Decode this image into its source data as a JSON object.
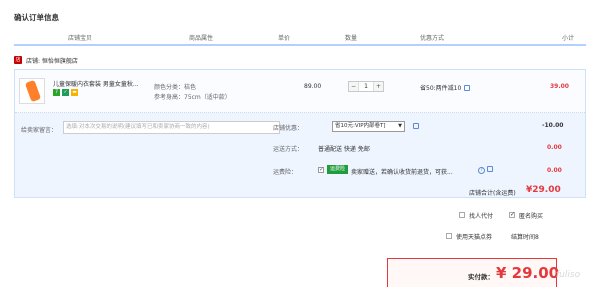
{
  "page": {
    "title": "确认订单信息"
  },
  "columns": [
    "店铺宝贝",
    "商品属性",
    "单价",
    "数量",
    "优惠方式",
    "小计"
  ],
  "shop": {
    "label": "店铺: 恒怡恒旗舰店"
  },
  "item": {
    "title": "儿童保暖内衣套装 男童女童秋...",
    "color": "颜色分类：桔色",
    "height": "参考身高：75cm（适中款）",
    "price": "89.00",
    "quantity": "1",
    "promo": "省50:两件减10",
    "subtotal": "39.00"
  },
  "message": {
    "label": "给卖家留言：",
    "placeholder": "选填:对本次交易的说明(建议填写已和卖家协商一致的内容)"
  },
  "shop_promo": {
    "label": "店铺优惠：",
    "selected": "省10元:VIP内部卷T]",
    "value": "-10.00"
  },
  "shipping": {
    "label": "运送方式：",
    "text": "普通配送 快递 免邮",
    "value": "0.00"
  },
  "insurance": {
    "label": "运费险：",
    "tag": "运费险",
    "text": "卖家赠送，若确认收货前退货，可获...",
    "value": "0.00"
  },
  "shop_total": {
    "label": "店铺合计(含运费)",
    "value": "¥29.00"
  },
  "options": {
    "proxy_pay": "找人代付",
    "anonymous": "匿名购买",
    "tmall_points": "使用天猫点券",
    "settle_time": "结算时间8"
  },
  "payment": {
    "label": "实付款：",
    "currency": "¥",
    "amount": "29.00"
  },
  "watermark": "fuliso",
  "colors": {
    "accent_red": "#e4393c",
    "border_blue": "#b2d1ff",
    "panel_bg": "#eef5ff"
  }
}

▸ **Required task**: Return each line of the data, keeping its wording exact and omitting pictures.

▸ **Written answer**:
Decode this image into its source data as a JSON object.
{
  "page": {
    "title": "确认订单信息"
  },
  "columns": [
    "店铺宝贝",
    "商品属性",
    "单价",
    "数量",
    "优惠方式",
    "小计"
  ],
  "shop": {
    "label": "店铺: 恒怡恒旗舰店"
  },
  "item": {
    "title": "儿童保暖内衣套装 男童女童秋...",
    "color": "颜色分类：桔色",
    "height": "参考身高：75cm（适中款）",
    "price": "89.00",
    "quantity": "1",
    "promo": "省50:两件减10",
    "subtotal": "39.00"
  },
  "message": {
    "label": "给卖家留言：",
    "placeholder": "选填:对本次交易的说明(建议填写已和卖家协商一致的内容)"
  },
  "shop_promo": {
    "label": "店铺优惠：",
    "selected": "省10元:VIP内部卷T]",
    "value": "-10.00"
  },
  "shipping": {
    "label": "运送方式：",
    "text": "普通配送 快递 免邮",
    "value": "0.00"
  },
  "insurance": {
    "label": "运费险：",
    "tag": "运费险",
    "text": "卖家赠送，若确认收货前退货，可获...",
    "value": "0.00"
  },
  "shop_total": {
    "label": "店铺合计(含运费)",
    "value": "¥29.00"
  },
  "options": {
    "proxy_pay": "找人代付",
    "anonymous": "匿名购买",
    "tmall_points": "使用天猫点券",
    "settle_time": "结算时间8"
  },
  "payment": {
    "label": "实付款：",
    "currency": "¥",
    "amount": "29.00"
  },
  "watermark": "fuliso",
  "colors": {
    "accent_red": "#e4393c",
    "border_blue": "#b2d1ff",
    "panel_bg": "#eef5ff"
  }
}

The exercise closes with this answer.